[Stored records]

---------------

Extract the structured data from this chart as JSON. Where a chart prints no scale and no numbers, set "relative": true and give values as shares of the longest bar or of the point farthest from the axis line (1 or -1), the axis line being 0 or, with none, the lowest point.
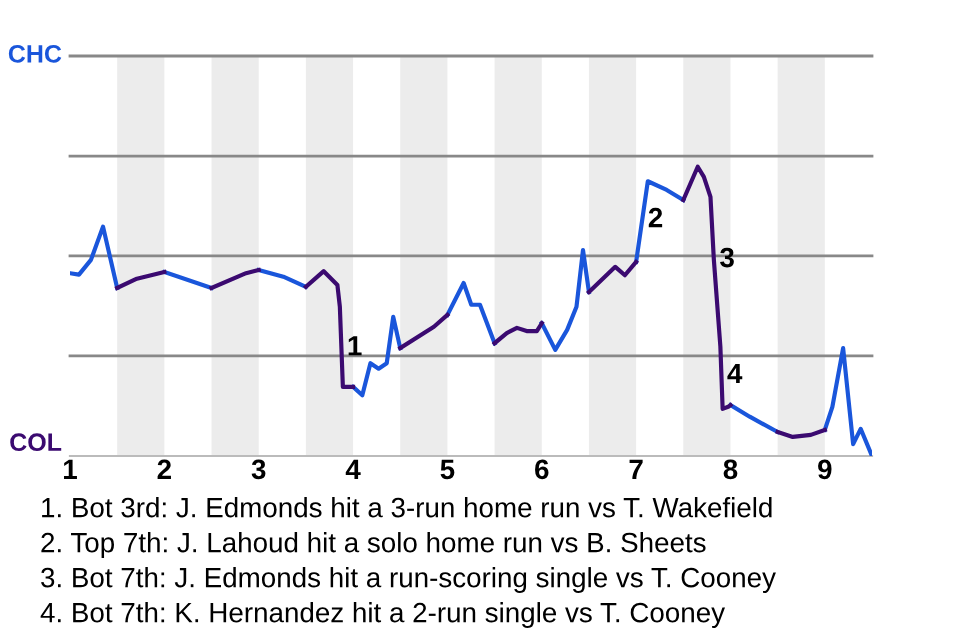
{
  "chart_data": {
    "type": "line",
    "relative": true,
    "series": [
      {
        "color": "#1a56db",
        "x": [
          1.0,
          1.095,
          1.222,
          1.35,
          1.5,
          null,
          2.0,
          2.5,
          null,
          3.0,
          3.261,
          3.5,
          null,
          4.0,
          4.098,
          4.184,
          4.271,
          4.357,
          4.426,
          4.5,
          null,
          5.0,
          5.172,
          5.253,
          5.345,
          5.5,
          null,
          6.0,
          6.143,
          6.269,
          6.368,
          6.437,
          6.5,
          null,
          7.0,
          7.124,
          7.324,
          7.5,
          null,
          8.0,
          8.204,
          8.5,
          null,
          9.0,
          9.08,
          9.194,
          9.3,
          9.38,
          9.5
        ],
        "values": [
          0.632,
          0.627,
          0.678,
          0.793,
          0.581,
          null,
          0.636,
          0.581,
          null,
          0.643,
          0.62,
          0.585,
          null,
          0.239,
          0.21,
          0.321,
          0.302,
          0.321,
          0.481,
          0.373,
          null,
          0.488,
          0.598,
          0.523,
          0.523,
          0.39,
          null,
          0.459,
          0.367,
          0.436,
          0.516,
          0.712,
          0.567,
          null,
          0.671,
          0.95,
          0.92,
          0.885,
          null,
          0.176,
          0.136,
          0.083,
          null,
          0.09,
          0.17,
          0.373,
          0.041,
          0.094,
          0
        ]
      },
      {
        "color": "#3b0a70",
        "x": [
          1.5,
          1.709,
          2.0,
          null,
          2.5,
          2.866,
          3.0,
          null,
          3.5,
          3.689,
          3.834,
          3.86,
          3.892,
          4.0,
          null,
          4.5,
          4.857,
          5.0,
          null,
          5.5,
          5.629,
          5.737,
          5.84,
          5.948,
          6.0,
          null,
          6.5,
          6.779,
          6.881,
          7.0,
          null,
          7.5,
          7.653,
          7.718,
          7.788,
          7.824,
          7.893,
          7.917,
          7.976,
          8.0,
          null,
          8.5,
          8.66,
          8.852,
          9.0
        ],
        "values": [
          0.581,
          0.613,
          0.636,
          null,
          0.581,
          0.632,
          0.643,
          null,
          0.585,
          0.639,
          0.591,
          0.516,
          0.239,
          0.239,
          null,
          0.373,
          0.447,
          0.488,
          null,
          0.39,
          0.425,
          0.443,
          0.432,
          0.432,
          0.459,
          null,
          0.567,
          0.654,
          0.625,
          0.671,
          null,
          0.885,
          1,
          0.965,
          0.896,
          0.678,
          0.378,
          0.163,
          0.17,
          0.176,
          null,
          0.083,
          0.066,
          0.073,
          0.09
        ]
      }
    ],
    "xlim": [
      1,
      9.5
    ],
    "xticks": [
      1,
      2,
      3,
      4,
      5,
      6,
      7,
      8,
      9
    ],
    "ref_lines": [
      {
        "axis": "y",
        "value": 0.346,
        "color": "#888888"
      },
      {
        "axis": "y",
        "value": 0.692,
        "color": "#888888"
      },
      {
        "axis": "y",
        "value": 1.037,
        "color": "#888888"
      },
      {
        "axis": "y",
        "value": 1.383,
        "color": "#888888"
      }
    ],
    "bands": [
      {
        "axis": "x",
        "from": 1.5,
        "to": 2,
        "color": "#ececec"
      },
      {
        "axis": "x",
        "from": 2.5,
        "to": 3,
        "color": "#ececec"
      },
      {
        "axis": "x",
        "from": 3.5,
        "to": 4,
        "color": "#ececec"
      },
      {
        "axis": "x",
        "from": 4.5,
        "to": 5,
        "color": "#ececec"
      },
      {
        "axis": "x",
        "from": 5.5,
        "to": 6,
        "color": "#ececec"
      },
      {
        "axis": "x",
        "from": 6.5,
        "to": 7,
        "color": "#ececec"
      },
      {
        "axis": "x",
        "from": 7.5,
        "to": 8,
        "color": "#ececec"
      },
      {
        "axis": "x",
        "from": 8.5,
        "to": 9,
        "color": "#ececec"
      }
    ],
    "annotations": [
      "CHC",
      "COL",
      {
        "text": "1",
        "x": 3.876,
        "y": 0.373
      },
      {
        "text": "2",
        "x": 7.065,
        "y": 0.816
      },
      {
        "text": "3",
        "x": 7.824,
        "y": 0.678
      },
      {
        "text": "4",
        "x": 7.904,
        "y": 0.277
      },
      "1. Bot 3rd: J. Edmonds hit a 3-run home run vs T. Wakefield",
      "2. Top 7th: J. Lahoud hit a solo home run vs B. Sheets",
      "3. Bot 7th: J. Edmonds hit a run-scoring single vs T. Cooney",
      "4. Bot 7th: K. Hernandez hit a 2-run single vs T. Cooney"
    ],
    "marker": "none",
    "line_style": "solid"
  }
}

---------------

▶ [The task]: Repeat all the records above exactly, leaving out any pictures.

▶ [Answer below]:
Extract the structured data from this chart as JSON. Where a chart prints no scale and no numbers, set "relative": true and give values as shares of the longest bar or of the point farthest from the axis line (1 or -1), the axis line being 0 or, with none, the lowest point.
{
  "chart_data": {
    "type": "line",
    "relative": true,
    "series": [
      {
        "color": "#1a56db",
        "x": [
          1.0,
          1.095,
          1.222,
          1.35,
          1.5,
          null,
          2.0,
          2.5,
          null,
          3.0,
          3.261,
          3.5,
          null,
          4.0,
          4.098,
          4.184,
          4.271,
          4.357,
          4.426,
          4.5,
          null,
          5.0,
          5.172,
          5.253,
          5.345,
          5.5,
          null,
          6.0,
          6.143,
          6.269,
          6.368,
          6.437,
          6.5,
          null,
          7.0,
          7.124,
          7.324,
          7.5,
          null,
          8.0,
          8.204,
          8.5,
          null,
          9.0,
          9.08,
          9.194,
          9.3,
          9.38,
          9.5
        ],
        "values": [
          0.632,
          0.627,
          0.678,
          0.793,
          0.581,
          null,
          0.636,
          0.581,
          null,
          0.643,
          0.62,
          0.585,
          null,
          0.239,
          0.21,
          0.321,
          0.302,
          0.321,
          0.481,
          0.373,
          null,
          0.488,
          0.598,
          0.523,
          0.523,
          0.39,
          null,
          0.459,
          0.367,
          0.436,
          0.516,
          0.712,
          0.567,
          null,
          0.671,
          0.95,
          0.92,
          0.885,
          null,
          0.176,
          0.136,
          0.083,
          null,
          0.09,
          0.17,
          0.373,
          0.041,
          0.094,
          0
        ]
      },
      {
        "color": "#3b0a70",
        "x": [
          1.5,
          1.709,
          2.0,
          null,
          2.5,
          2.866,
          3.0,
          null,
          3.5,
          3.689,
          3.834,
          3.86,
          3.892,
          4.0,
          null,
          4.5,
          4.857,
          5.0,
          null,
          5.5,
          5.629,
          5.737,
          5.84,
          5.948,
          6.0,
          null,
          6.5,
          6.779,
          6.881,
          7.0,
          null,
          7.5,
          7.653,
          7.718,
          7.788,
          7.824,
          7.893,
          7.917,
          7.976,
          8.0,
          null,
          8.5,
          8.66,
          8.852,
          9.0
        ],
        "values": [
          0.581,
          0.613,
          0.636,
          null,
          0.581,
          0.632,
          0.643,
          null,
          0.585,
          0.639,
          0.591,
          0.516,
          0.239,
          0.239,
          null,
          0.373,
          0.447,
          0.488,
          null,
          0.39,
          0.425,
          0.443,
          0.432,
          0.432,
          0.459,
          null,
          0.567,
          0.654,
          0.625,
          0.671,
          null,
          0.885,
          1,
          0.965,
          0.896,
          0.678,
          0.378,
          0.163,
          0.17,
          0.176,
          null,
          0.083,
          0.066,
          0.073,
          0.09
        ]
      }
    ],
    "xlim": [
      1,
      9.5
    ],
    "xticks": [
      1,
      2,
      3,
      4,
      5,
      6,
      7,
      8,
      9
    ],
    "ref_lines": [
      {
        "axis": "y",
        "value": 0.346,
        "color": "#888888"
      },
      {
        "axis": "y",
        "value": 0.692,
        "color": "#888888"
      },
      {
        "axis": "y",
        "value": 1.037,
        "color": "#888888"
      },
      {
        "axis": "y",
        "value": 1.383,
        "color": "#888888"
      }
    ],
    "bands": [
      {
        "axis": "x",
        "from": 1.5,
        "to": 2,
        "color": "#ececec"
      },
      {
        "axis": "x",
        "from": 2.5,
        "to": 3,
        "color": "#ececec"
      },
      {
        "axis": "x",
        "from": 3.5,
        "to": 4,
        "color": "#ececec"
      },
      {
        "axis": "x",
        "from": 4.5,
        "to": 5,
        "color": "#ececec"
      },
      {
        "axis": "x",
        "from": 5.5,
        "to": 6,
        "color": "#ececec"
      },
      {
        "axis": "x",
        "from": 6.5,
        "to": 7,
        "color": "#ececec"
      },
      {
        "axis": "x",
        "from": 7.5,
        "to": 8,
        "color": "#ececec"
      },
      {
        "axis": "x",
        "from": 8.5,
        "to": 9,
        "color": "#ececec"
      }
    ],
    "annotations": [
      "CHC",
      "COL",
      {
        "text": "1",
        "x": 3.876,
        "y": 0.373
      },
      {
        "text": "2",
        "x": 7.065,
        "y": 0.816
      },
      {
        "text": "3",
        "x": 7.824,
        "y": 0.678
      },
      {
        "text": "4",
        "x": 7.904,
        "y": 0.277
      },
      "1. Bot 3rd: J. Edmonds hit a 3-run home run vs T. Wakefield",
      "2. Top 7th: J. Lahoud hit a solo home run vs B. Sheets",
      "3. Bot 7th: J. Edmonds hit a run-scoring single vs T. Cooney",
      "4. Bot 7th: K. Hernandez hit a 2-run single vs T. Cooney"
    ],
    "marker": "none",
    "line_style": "solid"
  }
}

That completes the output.